[Dataset records on visual material]
□ □ □ □
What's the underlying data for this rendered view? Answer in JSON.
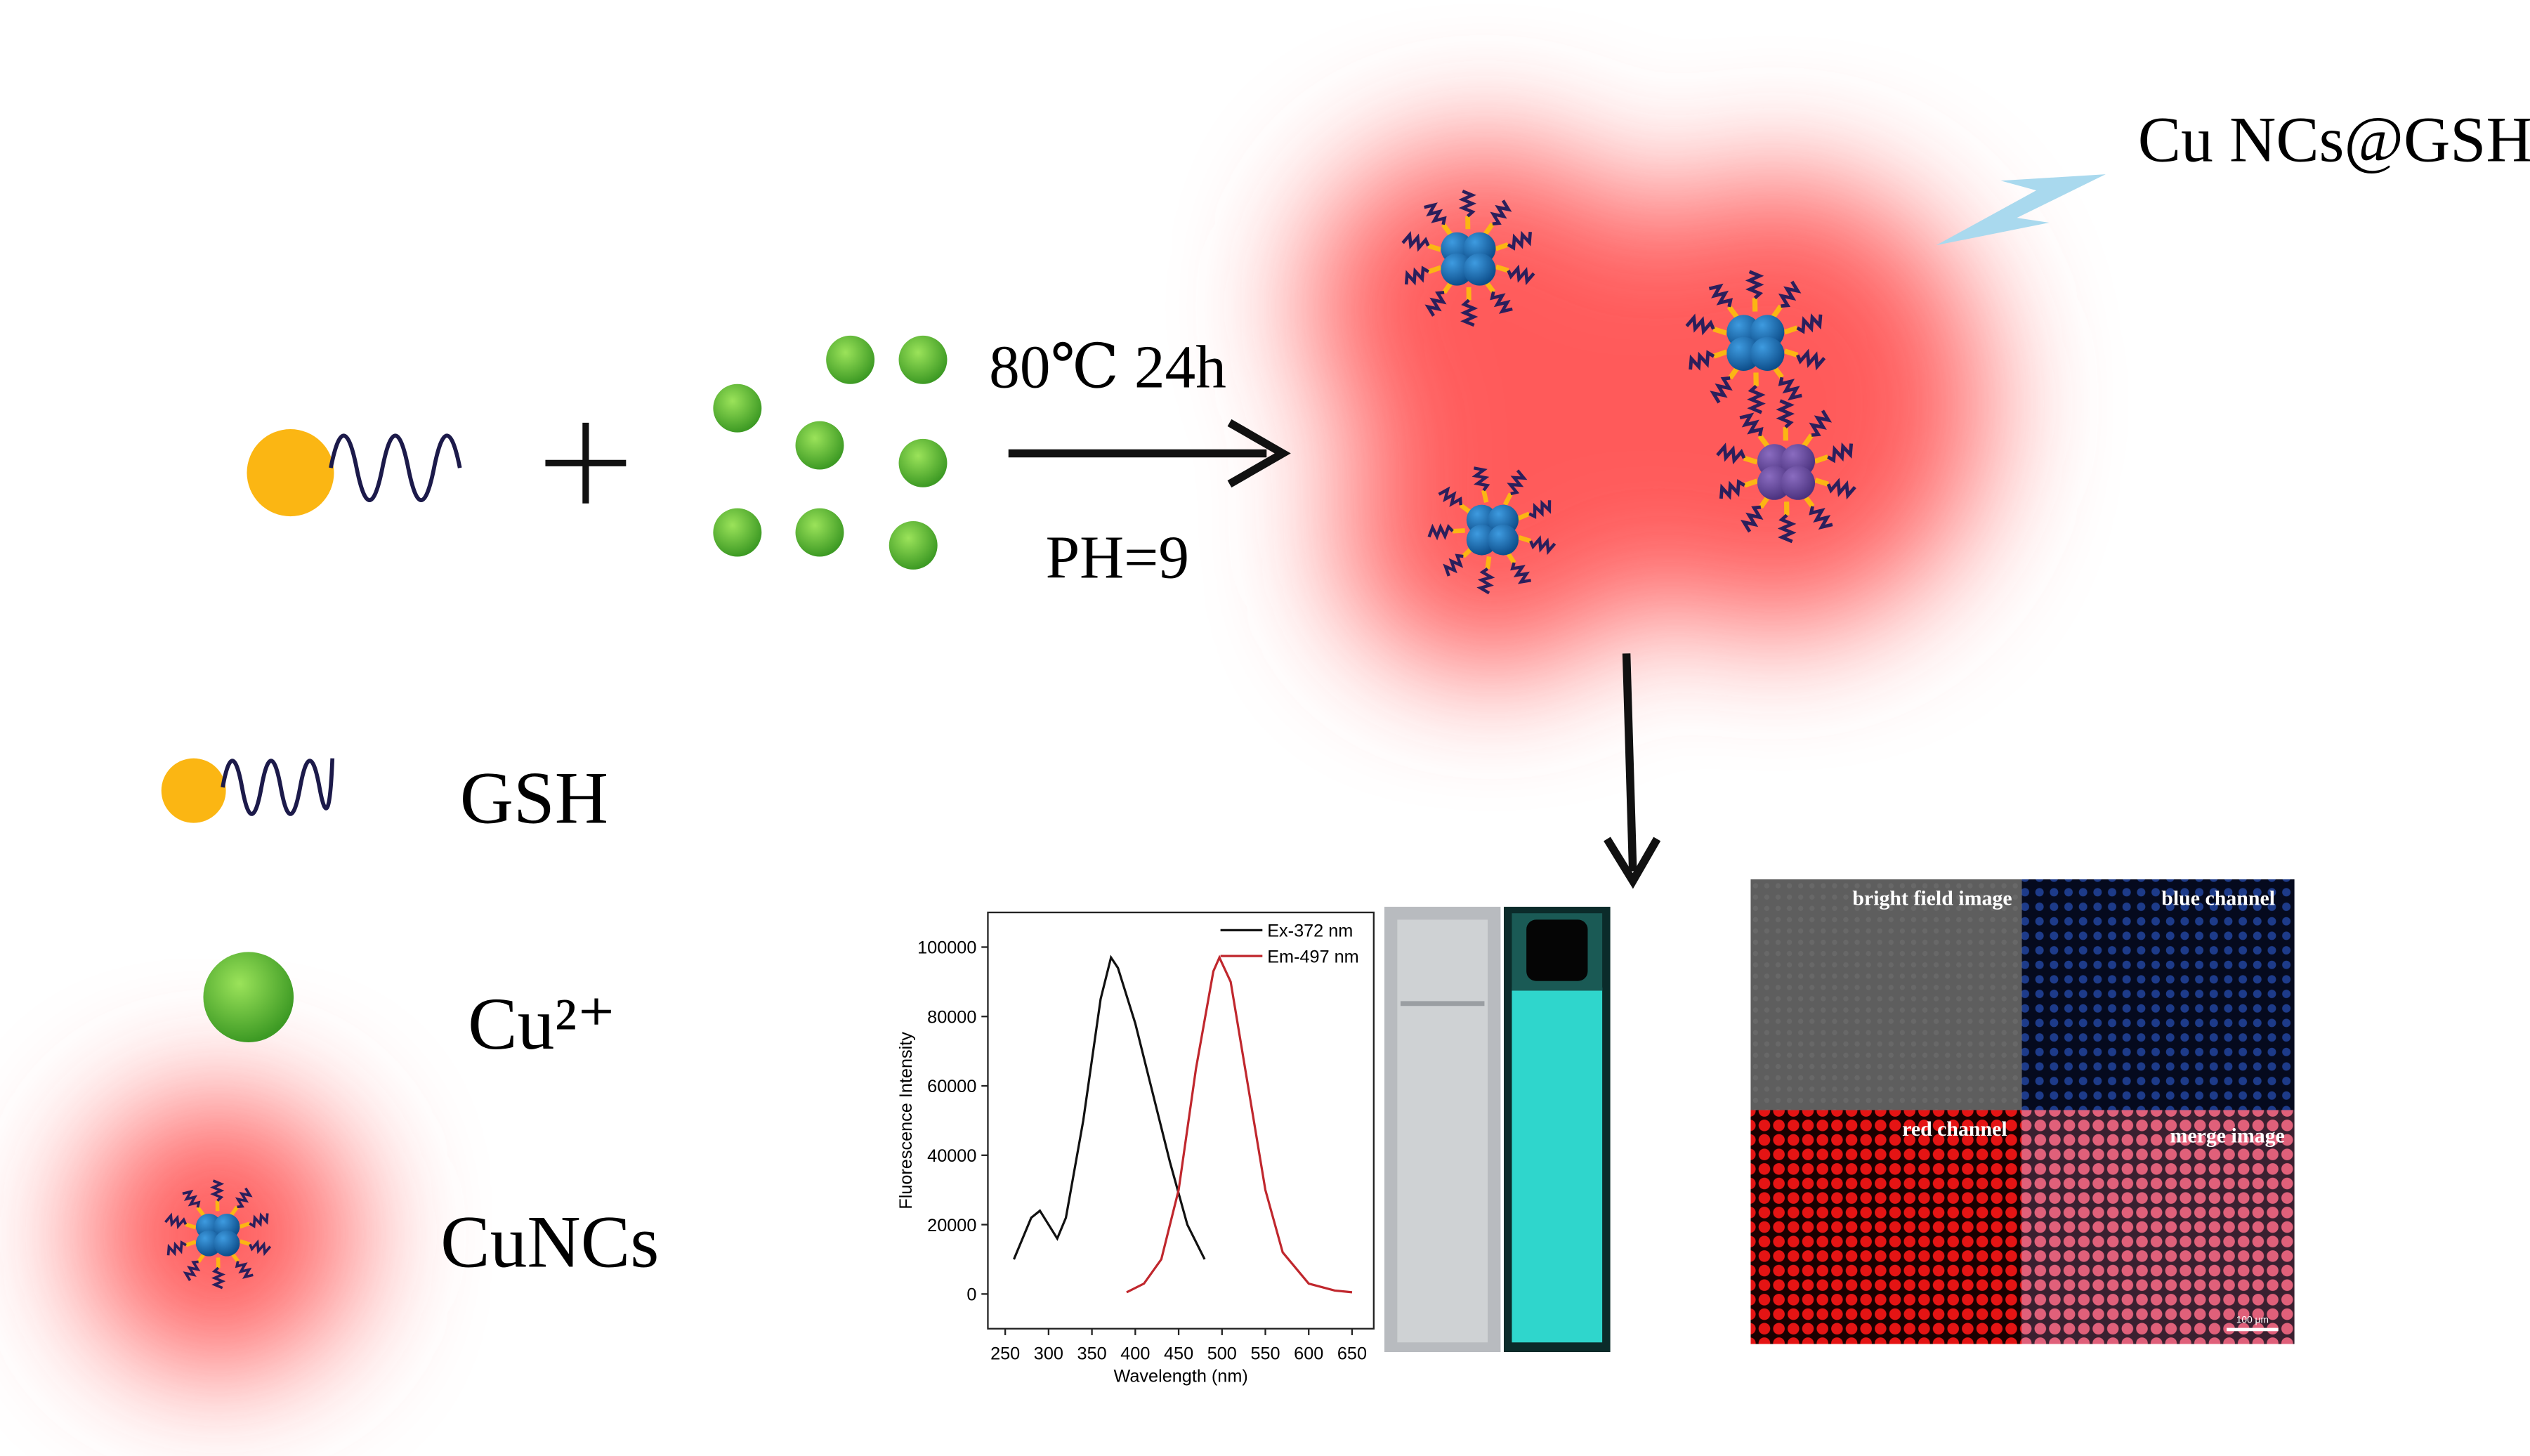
{
  "reaction": {
    "conditions": "80℃  24h",
    "ph": "PH=9",
    "product": "Cu NCs@GSH"
  },
  "legend": {
    "items": [
      "GSH",
      "Cu²⁺",
      "CuNCs"
    ]
  },
  "micrograph": {
    "panels": [
      "bright field image",
      "blue channel",
      "red channel",
      "merge image"
    ],
    "scale_bar": "100 μm"
  },
  "chart_data": {
    "type": "line",
    "x_label": "Wavelength (nm)",
    "y_label": "Fluorescence Intensity",
    "xlim": [
      230,
      675
    ],
    "ylim": [
      -10000,
      110000
    ],
    "xticks": [
      250,
      300,
      350,
      400,
      450,
      500,
      550,
      600,
      650
    ],
    "yticks": [
      0,
      20000,
      40000,
      60000,
      80000,
      100000
    ],
    "legend": "upper right",
    "series": [
      {
        "name": "Ex-372 nm",
        "color": "#111111",
        "x": [
          260,
          280,
          290,
          300,
          310,
          320,
          340,
          360,
          372,
          380,
          400,
          420,
          440,
          460,
          480
        ],
        "values": [
          10000,
          22000,
          24000,
          20000,
          16000,
          22000,
          50000,
          85000,
          97000,
          94000,
          78000,
          58000,
          38000,
          20000,
          10000
        ]
      },
      {
        "name": "Em-497 nm",
        "color": "#c0272d",
        "x": [
          390,
          410,
          430,
          450,
          470,
          490,
          497,
          510,
          530,
          550,
          570,
          600,
          630,
          650
        ],
        "values": [
          500,
          3000,
          10000,
          30000,
          65000,
          93000,
          97000,
          90000,
          60000,
          30000,
          12000,
          3000,
          1000,
          500
        ]
      }
    ]
  }
}
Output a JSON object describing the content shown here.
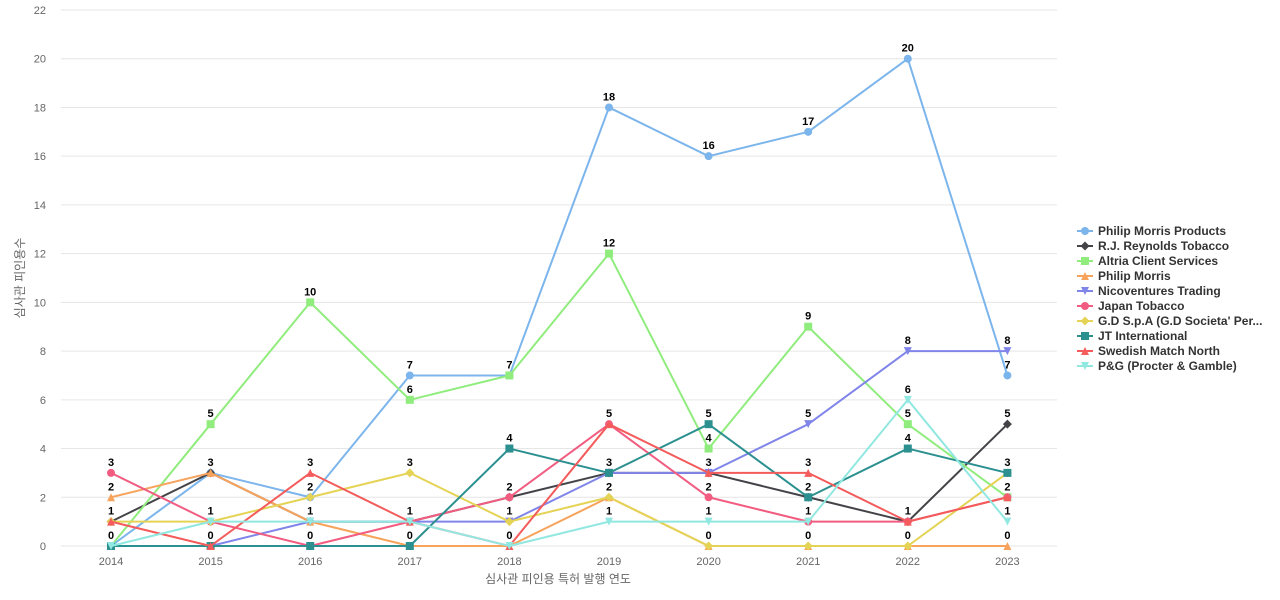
{
  "chart_data": {
    "type": "line",
    "title": "",
    "xlabel": "심사관 피인용 특허 발행 연도",
    "ylabel": "심사관 피인용수",
    "ylim": [
      0,
      22
    ],
    "yticks": [
      0,
      2,
      4,
      6,
      8,
      10,
      12,
      14,
      16,
      18,
      20,
      22
    ],
    "grid": true,
    "legend_position": "right",
    "categories": [
      "2014",
      "2015",
      "2016",
      "2017",
      "2018",
      "2019",
      "2020",
      "2021",
      "2022",
      "2023"
    ],
    "series": [
      {
        "name": "Philip Morris Products",
        "color": "#7cb5ec",
        "marker": "circle",
        "values": [
          0,
          3,
          2,
          7,
          7,
          18,
          16,
          17,
          20,
          7
        ]
      },
      {
        "name": "R.J. Reynolds Tobacco",
        "color": "#434348",
        "marker": "diamond",
        "values": [
          1,
          3,
          1,
          1,
          2,
          3,
          3,
          2,
          1,
          5
        ]
      },
      {
        "name": "Altria Client Services",
        "color": "#90ed7d",
        "marker": "square",
        "values": [
          0,
          5,
          10,
          6,
          7,
          12,
          4,
          9,
          5,
          2
        ]
      },
      {
        "name": "Philip Morris",
        "color": "#f7a35c",
        "marker": "triangle",
        "values": [
          2,
          3,
          1,
          0,
          0,
          2,
          0,
          0,
          0,
          0
        ]
      },
      {
        "name": "Nicoventures Trading",
        "color": "#8085e9",
        "marker": "triangle-down",
        "values": [
          0,
          0,
          1,
          1,
          1,
          3,
          3,
          5,
          8,
          8
        ]
      },
      {
        "name": "Japan Tobacco",
        "color": "#f15c80",
        "marker": "circle",
        "values": [
          3,
          1,
          0,
          1,
          2,
          5,
          2,
          1,
          1,
          2
        ]
      },
      {
        "name": "G.D S.p.A (G.D Societa' Per...",
        "color": "#e4d354",
        "marker": "diamond",
        "values": [
          1,
          1,
          2,
          3,
          1,
          2,
          0,
          0,
          0,
          3
        ]
      },
      {
        "name": "JT International",
        "color": "#2b908f",
        "marker": "square",
        "values": [
          0,
          0,
          0,
          0,
          4,
          3,
          5,
          2,
          4,
          3
        ]
      },
      {
        "name": "Swedish Match North",
        "color": "#f45b5b",
        "marker": "triangle",
        "values": [
          1,
          0,
          3,
          1,
          0,
          5,
          3,
          3,
          1,
          2
        ]
      },
      {
        "name": "P&G (Procter & Gamble)",
        "color": "#91e8e1",
        "marker": "triangle-down",
        "values": [
          0,
          1,
          1,
          1,
          0,
          1,
          1,
          1,
          6,
          1
        ]
      }
    ],
    "data_labels": {
      "2014": [
        3,
        2,
        1,
        0
      ],
      "2015": [
        5,
        3,
        1,
        0
      ],
      "2016": [
        10,
        3,
        2,
        1,
        0
      ],
      "2017": [
        7,
        6,
        3,
        1,
        0
      ],
      "2018": [
        7,
        4,
        2,
        1,
        0
      ],
      "2019": [
        18,
        12,
        5,
        3,
        2,
        1
      ],
      "2020": [
        16,
        5,
        4,
        3,
        2,
        1,
        0
      ],
      "2021": [
        17,
        9,
        5,
        3,
        2,
        1,
        0
      ],
      "2022": [
        20,
        8,
        6,
        5,
        4,
        1,
        0
      ],
      "2023": [
        8,
        7,
        5,
        3,
        2,
        1,
        0
      ]
    }
  }
}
□ □ □ □
**Directive**.
All the records above need to be given again word for word. Skip the pictures.

**Correct result**.
What's the underlying data for this rendered view? Answer in JSON.
{
  "reaction": {
    "conditions": "80℃  24h",
    "ph": "PH=9",
    "product": "Cu NCs@GSH"
  },
  "legend": {
    "items": [
      "GSH",
      "Cu²⁺",
      "CuNCs"
    ]
  },
  "micrograph": {
    "panels": [
      "bright field image",
      "blue channel",
      "red channel",
      "merge image"
    ],
    "scale_bar": "100 μm"
  },
  "chart_data": {
    "type": "line",
    "x_label": "Wavelength (nm)",
    "y_label": "Fluorescence Intensity",
    "xlim": [
      230,
      675
    ],
    "ylim": [
      -10000,
      110000
    ],
    "xticks": [
      250,
      300,
      350,
      400,
      450,
      500,
      550,
      600,
      650
    ],
    "yticks": [
      0,
      20000,
      40000,
      60000,
      80000,
      100000
    ],
    "legend": "upper right",
    "series": [
      {
        "name": "Ex-372 nm",
        "color": "#111111",
        "x": [
          260,
          280,
          290,
          300,
          310,
          320,
          340,
          360,
          372,
          380,
          400,
          420,
          440,
          460,
          480
        ],
        "values": [
          10000,
          22000,
          24000,
          20000,
          16000,
          22000,
          50000,
          85000,
          97000,
          94000,
          78000,
          58000,
          38000,
          20000,
          10000
        ]
      },
      {
        "name": "Em-497 nm",
        "color": "#c0272d",
        "x": [
          390,
          410,
          430,
          450,
          470,
          490,
          497,
          510,
          530,
          550,
          570,
          600,
          630,
          650
        ],
        "values": [
          500,
          3000,
          10000,
          30000,
          65000,
          93000,
          97000,
          90000,
          60000,
          30000,
          12000,
          3000,
          1000,
          500
        ]
      }
    ]
  }
}
Output a JSON object describing the content shown here.
{
  "chart_data": {
    "type": "line",
    "title": "",
    "xlabel": "심사관 피인용 특허 발행 연도",
    "ylabel": "심사관 피인용수",
    "ylim": [
      0,
      22
    ],
    "yticks": [
      0,
      2,
      4,
      6,
      8,
      10,
      12,
      14,
      16,
      18,
      20,
      22
    ],
    "grid": true,
    "legend_position": "right",
    "categories": [
      "2014",
      "2015",
      "2016",
      "2017",
      "2018",
      "2019",
      "2020",
      "2021",
      "2022",
      "2023"
    ],
    "series": [
      {
        "name": "Philip Morris Products",
        "color": "#7cb5ec",
        "marker": "circle",
        "values": [
          0,
          3,
          2,
          7,
          7,
          18,
          16,
          17,
          20,
          7
        ]
      },
      {
        "name": "R.J. Reynolds Tobacco",
        "color": "#434348",
        "marker": "diamond",
        "values": [
          1,
          3,
          1,
          1,
          2,
          3,
          3,
          2,
          1,
          5
        ]
      },
      {
        "name": "Altria Client Services",
        "color": "#90ed7d",
        "marker": "square",
        "values": [
          0,
          5,
          10,
          6,
          7,
          12,
          4,
          9,
          5,
          2
        ]
      },
      {
        "name": "Philip Morris",
        "color": "#f7a35c",
        "marker": "triangle",
        "values": [
          2,
          3,
          1,
          0,
          0,
          2,
          0,
          0,
          0,
          0
        ]
      },
      {
        "name": "Nicoventures Trading",
        "color": "#8085e9",
        "marker": "triangle-down",
        "values": [
          0,
          0,
          1,
          1,
          1,
          3,
          3,
          5,
          8,
          8
        ]
      },
      {
        "name": "Japan Tobacco",
        "color": "#f15c80",
        "marker": "circle",
        "values": [
          3,
          1,
          0,
          1,
          2,
          5,
          2,
          1,
          1,
          2
        ]
      },
      {
        "name": "G.D S.p.A (G.D Societa' Per...",
        "color": "#e4d354",
        "marker": "diamond",
        "values": [
          1,
          1,
          2,
          3,
          1,
          2,
          0,
          0,
          0,
          3
        ]
      },
      {
        "name": "JT International",
        "color": "#2b908f",
        "marker": "square",
        "values": [
          0,
          0,
          0,
          0,
          4,
          3,
          5,
          2,
          4,
          3
        ]
      },
      {
        "name": "Swedish Match North",
        "color": "#f45b5b",
        "marker": "triangle",
        "values": [
          1,
          0,
          3,
          1,
          0,
          5,
          3,
          3,
          1,
          2
        ]
      },
      {
        "name": "P&G (Procter & Gamble)",
        "color": "#91e8e1",
        "marker": "triangle-down",
        "values": [
          0,
          1,
          1,
          1,
          0,
          1,
          1,
          1,
          6,
          1
        ]
      }
    ],
    "data_labels": {
      "2014": [
        3,
        2,
        1,
        0
      ],
      "2015": [
        5,
        3,
        1,
        0
      ],
      "2016": [
        10,
        3,
        2,
        1,
        0
      ],
      "2017": [
        7,
        6,
        3,
        1,
        0
      ],
      "2018": [
        7,
        4,
        2,
        1,
        0
      ],
      "2019": [
        18,
        12,
        5,
        3,
        2,
        1
      ],
      "2020": [
        16,
        5,
        4,
        3,
        2,
        1,
        0
      ],
      "2021": [
        17,
        9,
        5,
        3,
        2,
        1,
        0
      ],
      "2022": [
        20,
        8,
        6,
        5,
        4,
        1,
        0
      ],
      "2023": [
        8,
        7,
        5,
        3,
        2,
        1,
        0
      ]
    }
  }
}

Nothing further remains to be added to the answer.